Task
Extract the full listing below without altering a single character.

===

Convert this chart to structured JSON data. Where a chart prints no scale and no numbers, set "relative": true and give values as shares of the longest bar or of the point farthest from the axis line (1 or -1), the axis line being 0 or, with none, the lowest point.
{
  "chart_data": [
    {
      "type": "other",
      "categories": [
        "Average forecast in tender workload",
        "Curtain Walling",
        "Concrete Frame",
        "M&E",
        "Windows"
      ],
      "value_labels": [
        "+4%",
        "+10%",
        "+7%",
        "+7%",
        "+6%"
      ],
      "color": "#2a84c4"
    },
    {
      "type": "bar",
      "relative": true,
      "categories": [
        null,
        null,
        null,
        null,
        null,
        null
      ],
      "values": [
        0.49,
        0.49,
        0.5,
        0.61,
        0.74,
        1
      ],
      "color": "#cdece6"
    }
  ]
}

===

Task solution
Convert this chart to structured JSON data. Where a chart prints no scale and no numbers, set "relative": true and give values as shares of the longest bar or of the point farthest from the axis line (1 or -1), the axis line being 0 or, with none, the lowest point.
{
  "chart_data": [
    {
      "type": "other",
      "categories": [
        "Average forecast in tender workload",
        "Curtain Walling",
        "Concrete Frame",
        "M&E",
        "Windows"
      ],
      "value_labels": [
        "+4%",
        "+10%",
        "+7%",
        "+7%",
        "+6%"
      ],
      "color": "#2a84c4"
    },
    {
      "type": "bar",
      "relative": true,
      "categories": [
        null,
        null,
        null,
        null,
        null,
        null
      ],
      "values": [
        0.49,
        0.49,
        0.5,
        0.61,
        0.74,
        1
      ],
      "color": "#cdece6"
    }
  ]
}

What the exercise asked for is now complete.